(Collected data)
────────────────────────────────────────

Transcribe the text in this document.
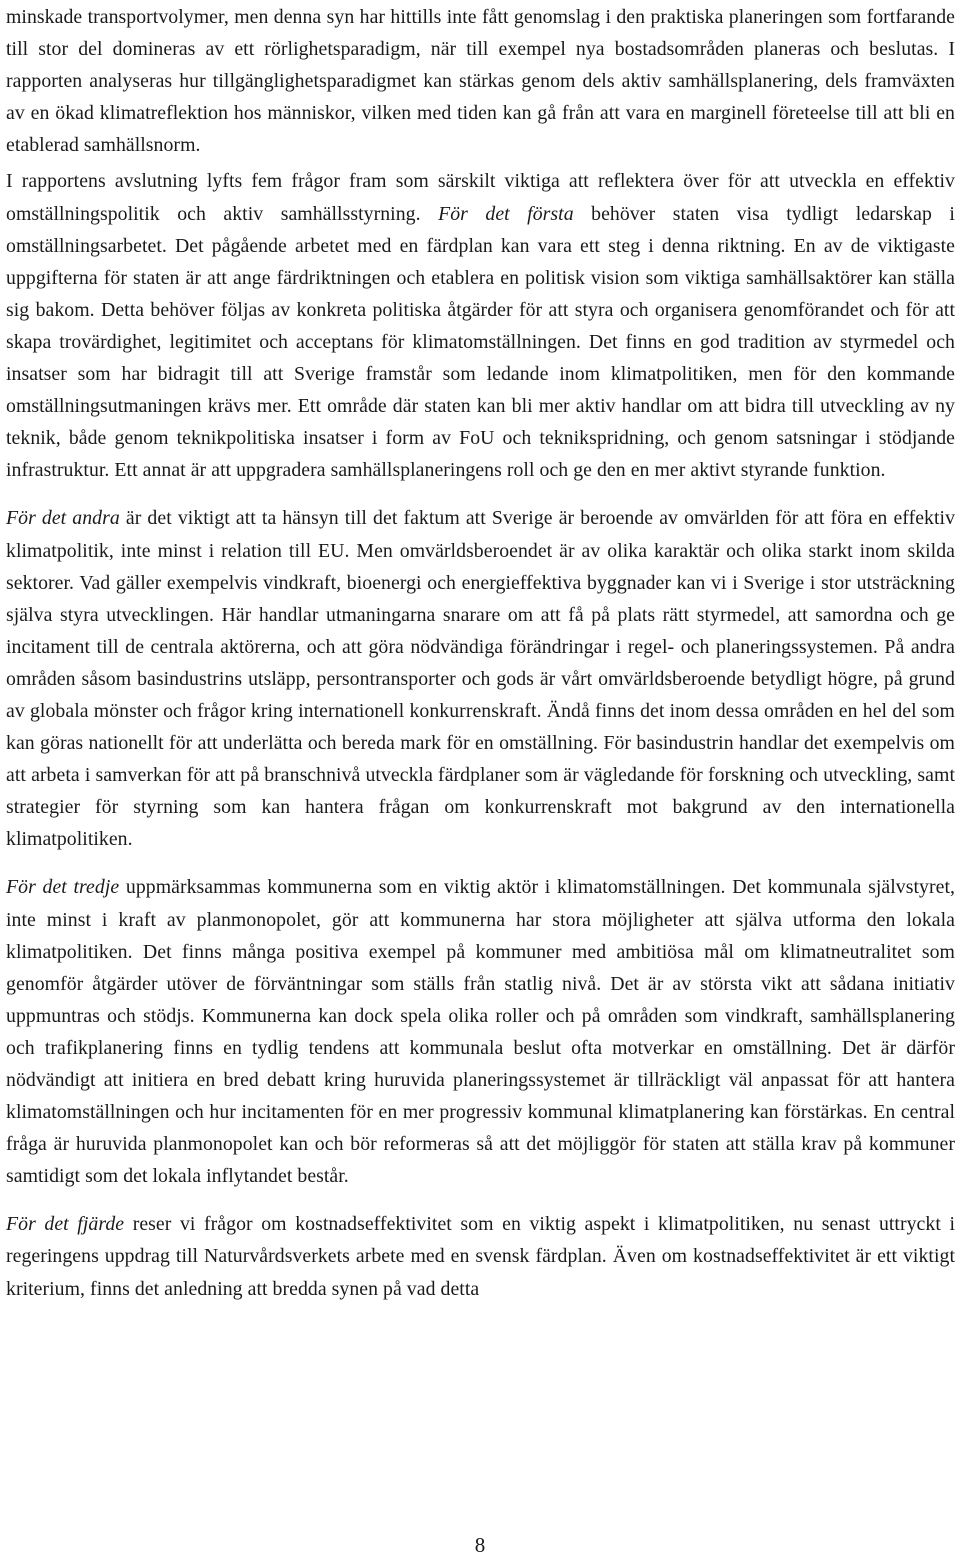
minskade transportvolymer, men denna syn har hittills inte fått genomslag i den praktiska planeringen som fortfarande till stor del domineras av ett rörlighetsparadigm, när till exempel nya bostadsområden planeras och beslutas. I rapporten analyseras hur tillgänglighetsparadigmet kan stärkas genom dels aktiv samhällsplanering, dels framväxten av en ökad klimatreflektion hos människor, vilken med tiden kan gå från att vara en marginell företeelse till att bli en etablerad samhällsnorm.

I rapportens avslutning lyfts fem frågor fram som särskilt viktiga att reflektera över för att utveckla en effektiv omställningspolitik och aktiv samhällsstyrning. För det första behöver staten visa tydligt ledarskap i omställningsarbetet. Det pågående arbetet med en färdplan kan vara ett steg i denna riktning. En av de viktigaste uppgifterna för staten är att ange färdriktningen och etablera en politisk vision som viktiga samhällsaktörer kan ställa sig bakom. Detta behöver följas av konkreta politiska åtgärder för att styra och organisera genomförandet och för att skapa trovärdighet, legitimitet och acceptans för klimatomställningen. Det finns en god tradition av styrmedel och insatser som har bidragit till att Sverige framstår som ledande inom klimatpolitiken, men för den kommande omställningsutmaningen krävs mer. Ett område där staten kan bli mer aktiv handlar om att bidra till utveckling av ny teknik, både genom teknikpolitiska insatser i form av FoU och teknikspridning, och genom satsningar i stödjande infrastruktur. Ett annat är att uppgradera samhällsplaneringens roll och ge den en mer aktivt styrande funktion.

För det andra är det viktigt att ta hänsyn till det faktum att Sverige är beroende av omvärlden för att föra en effektiv klimatpolitik, inte minst i relation till EU. Men omvärldsberoendet är av olika karaktär och olika starkt inom skilda sektorer. Vad gäller exempelvis vindkraft, bioenergi och energieffektiva byggnader kan vi i Sverige i stor utsträckning själva styra utvecklingen. Här handlar utmaningarna snarare om att få på plats rätt styrmedel, att samordna och ge incitament till de centrala aktörerna, och att göra nödvändiga förändringar i regel- och planeringssystemen. På andra områden såsom basindustrins utsläpp, persontransporter och gods är vårt omvärldsberoende betydligt högre, på grund av globala mönster och frågor kring internationell konkurrenskraft. Ändå finns det inom dessa områden en hel del som kan göras nationellt för att underlätta och bereda mark för en omställning. För basindustrin handlar det exempelvis om att arbeta i samverkan för att på branschnivå utveckla färdplaner som är vägledande för forskning och utveckling, samt strategier för styrning som kan hantera frågan om konkurrenskraft mot bakgrund av den internationella klimatpolitiken.

För det tredje uppmärksammas kommunerna som en viktig aktör i klimatomställningen. Det kommunala självstyret, inte minst i kraft av planmonopolet, gör att kommunerna har stora möjligheter att själva utforma den lokala klimatpolitiken. Det finns många positiva exempel på kommuner med ambitiösa mål om klimatneutralitet som genomför åtgärder utöver de förväntningar som ställs från statlig nivå. Det är av största vikt att sådana initiativ uppmuntras och stödjs. Kommunerna kan dock spela olika roller och på områden som vindkraft, samhällsplanering och trafikplanering finns en tydlig tendens att kommunala beslut ofta motverkar en omställning. Det är därför nödvändigt att initiera en bred debatt kring huruvida planeringssystemet är tillräckligt väl anpassat för att hantera klimatomställningen och hur incitamenten för en mer progressiv kommunal klimatplanering kan förstärkas. En central fråga är huruvida planmonopolet kan och bör reformeras så att det möjliggör för staten att ställa krav på kommuner samtidigt som det lokala inflytandet består.

För det fjärde reser vi frågor om kostnadseffektivitet som en viktig aspekt i klimatpolitiken, nu senast uttryckt i regeringens uppdrag till Naturvårdsverkets arbete med en svensk färdplan. Även om kostnadseffektivitet är ett viktigt kriterium, finns det anledning att bredda synen på vad detta

8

────────────────────────────────────────

Task — If an entry contains an image, print the rest of that entry exactly and leave the image out.

Completed exercise —
Transcribe the text in this document.
minskade transportvolymer, men denna syn har hittills inte fått genomslag i den praktiska planeringen som fortfarande till stor del domineras av ett rörlighetsparadigm, när till exempel nya bostadsområden planeras och beslutas. I rapporten analyseras hur tillgänglighetsparadigmet kan stärkas genom dels aktiv samhällsplanering, dels framväxten av en ökad klimatreflektion hos människor, vilken med tiden kan gå från att vara en marginell företeelse till att bli en etablerad samhällsnorm.

I rapportens avslutning lyfts fem frågor fram som särskilt viktiga att reflektera över för att utveckla en effektiv omställningspolitik och aktiv samhällsstyrning. För det första behöver staten visa tydligt ledarskap i omställningsarbetet. Det pågående arbetet med en färdplan kan vara ett steg i denna riktning. En av de viktigaste uppgifterna för staten är att ange färdriktningen och etablera en politisk vision som viktiga samhällsaktörer kan ställa sig bakom. Detta behöver följas av konkreta politiska åtgärder för att styra och organisera genomförandet och för att skapa trovärdighet, legitimitet och acceptans för klimatomställningen. Det finns en god tradition av styrmedel och insatser som har bidragit till att Sverige framstår som ledande inom klimatpolitiken, men för den kommande omställningsutmaningen krävs mer. Ett område där staten kan bli mer aktiv handlar om att bidra till utveckling av ny teknik, både genom teknikpolitiska insatser i form av FoU och teknikspridning, och genom satsningar i stödjande infrastruktur. Ett annat är att uppgradera samhällsplaneringens roll och ge den en mer aktivt styrande funktion.

För det andra är det viktigt att ta hänsyn till det faktum att Sverige är beroende av omvärlden för att föra en effektiv klimatpolitik, inte minst i relation till EU. Men omvärldsberoendet är av olika karaktär och olika starkt inom skilda sektorer. Vad gäller exempelvis vindkraft, bioenergi och energieffektiva byggnader kan vi i Sverige i stor utsträckning själva styra utvecklingen. Här handlar utmaningarna snarare om att få på plats rätt styrmedel, att samordna och ge incitament till de centrala aktörerna, och att göra nödvändiga förändringar i regel- och planeringssystemen. På andra områden såsom basindustrins utsläpp, persontransporter och gods är vårt omvärldsberoende betydligt högre, på grund av globala mönster och frågor kring internationell konkurrenskraft. Ändå finns det inom dessa områden en hel del som kan göras nationellt för att underlätta och bereda mark för en omställning. För basindustrin handlar det exempelvis om att arbeta i samverkan för att på branschnivå utveckla färdplaner som är vägledande för forskning och utveckling, samt strategier för styrning som kan hantera frågan om konkurrenskraft mot bakgrund av den internationella klimatpolitiken.

För det tredje uppmärksammas kommunerna som en viktig aktör i klimatomställningen. Det kommunala självstyret, inte minst i kraft av planmonopolet, gör att kommunerna har stora möjligheter att själva utforma den lokala klimatpolitiken. Det finns många positiva exempel på kommuner med ambitiösa mål om klimatneutralitet som genomför åtgärder utöver de förväntningar som ställs från statlig nivå. Det är av största vikt att sådana initiativ uppmuntras och stödjs. Kommunerna kan dock spela olika roller och på områden som vindkraft, samhällsplanering och trafikplanering finns en tydlig tendens att kommunala beslut ofta motverkar en omställning. Det är därför nödvändigt att initiera en bred debatt kring huruvida planeringssystemet är tillräckligt väl anpassat för att hantera klimatomställningen och hur incitamenten för en mer progressiv kommunal klimatplanering kan förstärkas. En central fråga är huruvida planmonopolet kan och bör reformeras så att det möjliggör för staten att ställa krav på kommuner samtidigt som det lokala inflytandet består.

För det fjärde reser vi frågor om kostnadseffektivitet som en viktig aspekt i klimatpolitiken, nu senast uttryckt i regeringens uppdrag till Naturvårdsverkets arbete med en svensk färdplan. Även om kostnadseffektivitet är ett viktigt kriterium, finns det anledning att bredda synen på vad detta

8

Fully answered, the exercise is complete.